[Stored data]

— Start —

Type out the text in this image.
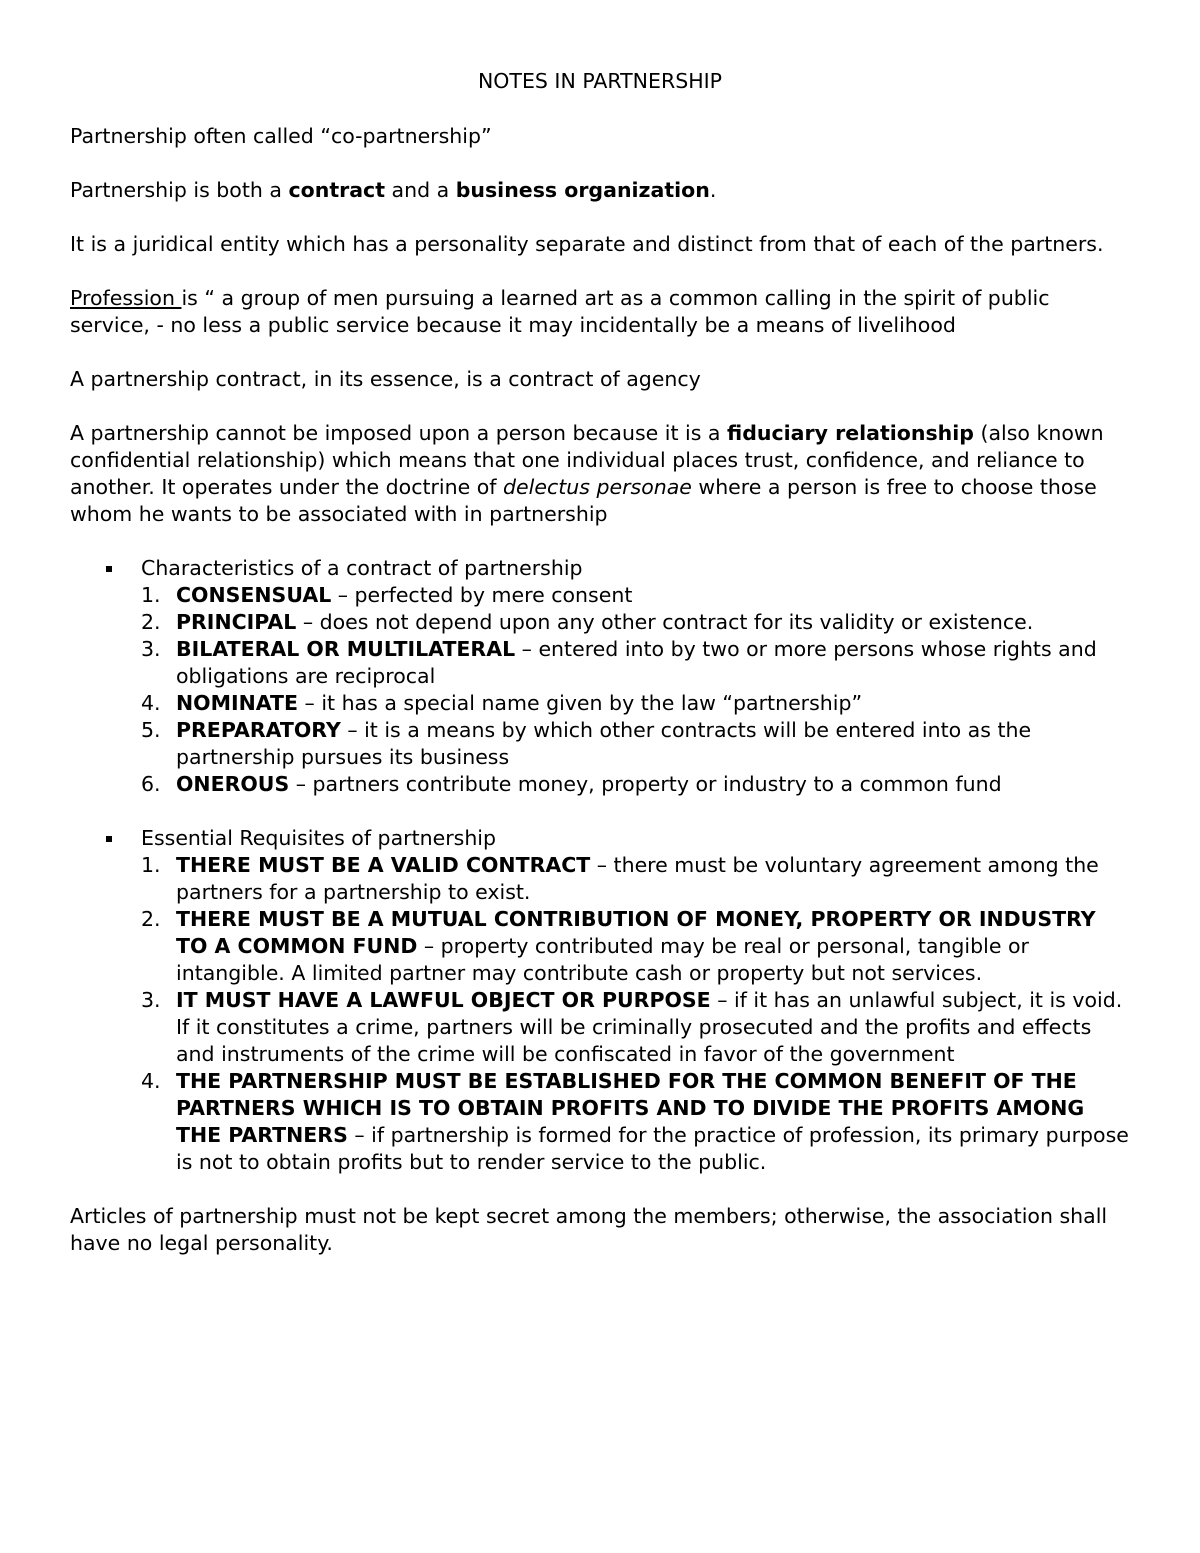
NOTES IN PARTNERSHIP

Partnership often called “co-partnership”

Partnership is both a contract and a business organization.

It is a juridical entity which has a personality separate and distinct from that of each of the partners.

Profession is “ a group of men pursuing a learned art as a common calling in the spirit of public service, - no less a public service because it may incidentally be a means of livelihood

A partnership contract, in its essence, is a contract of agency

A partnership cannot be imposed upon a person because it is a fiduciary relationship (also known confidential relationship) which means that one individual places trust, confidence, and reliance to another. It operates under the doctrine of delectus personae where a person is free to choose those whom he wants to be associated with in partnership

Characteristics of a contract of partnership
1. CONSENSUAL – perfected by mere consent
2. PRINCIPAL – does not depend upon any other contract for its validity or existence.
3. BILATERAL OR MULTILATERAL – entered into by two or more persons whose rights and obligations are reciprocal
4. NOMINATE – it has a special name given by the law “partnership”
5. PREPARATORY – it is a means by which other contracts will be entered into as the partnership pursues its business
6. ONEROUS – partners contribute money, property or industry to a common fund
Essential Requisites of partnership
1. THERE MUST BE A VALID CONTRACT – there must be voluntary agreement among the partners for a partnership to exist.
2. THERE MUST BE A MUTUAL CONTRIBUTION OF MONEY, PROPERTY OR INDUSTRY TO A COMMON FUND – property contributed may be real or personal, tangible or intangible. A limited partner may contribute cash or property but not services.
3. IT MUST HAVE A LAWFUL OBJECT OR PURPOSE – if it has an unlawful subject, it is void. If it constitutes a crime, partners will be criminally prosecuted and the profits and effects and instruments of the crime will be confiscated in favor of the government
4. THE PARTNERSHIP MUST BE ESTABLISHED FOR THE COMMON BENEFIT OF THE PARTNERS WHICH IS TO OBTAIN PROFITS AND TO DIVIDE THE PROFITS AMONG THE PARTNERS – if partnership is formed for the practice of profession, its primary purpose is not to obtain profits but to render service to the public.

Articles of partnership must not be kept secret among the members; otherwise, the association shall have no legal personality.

— End —
— Start —

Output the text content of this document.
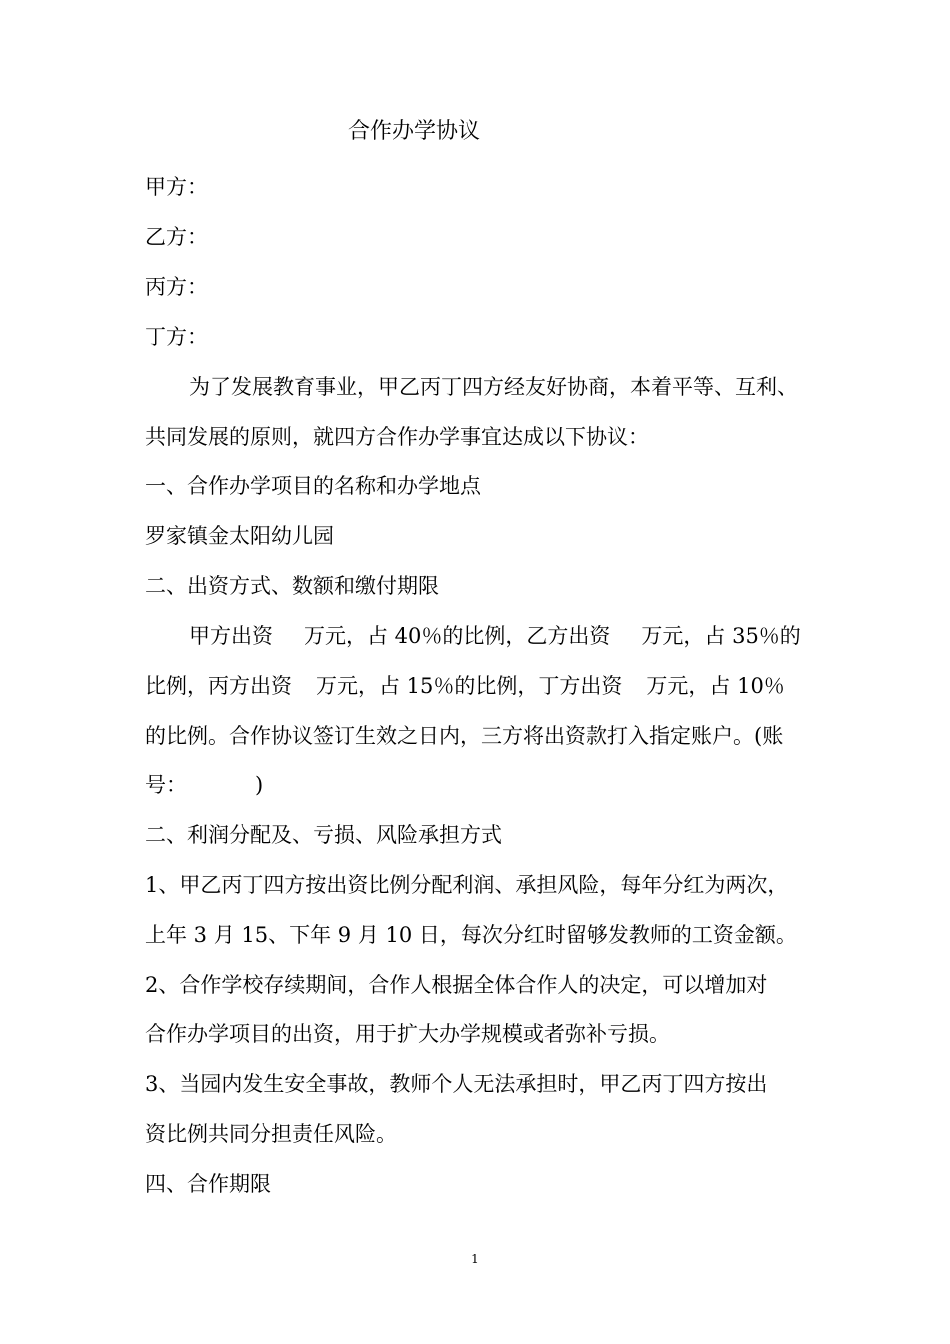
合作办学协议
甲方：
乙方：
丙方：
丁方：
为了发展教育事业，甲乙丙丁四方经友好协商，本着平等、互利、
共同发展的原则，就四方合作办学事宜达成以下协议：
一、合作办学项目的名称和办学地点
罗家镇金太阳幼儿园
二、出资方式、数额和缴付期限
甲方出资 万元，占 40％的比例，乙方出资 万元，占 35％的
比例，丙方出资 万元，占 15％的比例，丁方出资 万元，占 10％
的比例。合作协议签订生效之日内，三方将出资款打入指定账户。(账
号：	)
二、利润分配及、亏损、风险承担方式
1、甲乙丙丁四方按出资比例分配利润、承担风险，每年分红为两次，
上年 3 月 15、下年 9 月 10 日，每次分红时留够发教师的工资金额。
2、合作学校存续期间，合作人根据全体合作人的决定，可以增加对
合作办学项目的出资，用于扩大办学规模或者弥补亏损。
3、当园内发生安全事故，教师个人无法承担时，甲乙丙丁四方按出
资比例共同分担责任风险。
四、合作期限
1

— End —

To do: Copy each line from the data above that includes "public".

Written answer:
Profession is “ a group of men pursuing a learned art as a common calling in the spirit of public service, - no less a public service because it may incidentally be a means of livelihood
4. THE PARTNERSHIP MUST BE ESTABLISHED FOR THE COMMON BENEFIT OF THE PARTNERS WHICH IS TO OBTAIN PROFITS AND TO DIVIDE THE PROFITS AMONG THE PARTNERS – if partnership is formed for the practice of profession, its primary purpose is not to obtain profits but to render service to the public.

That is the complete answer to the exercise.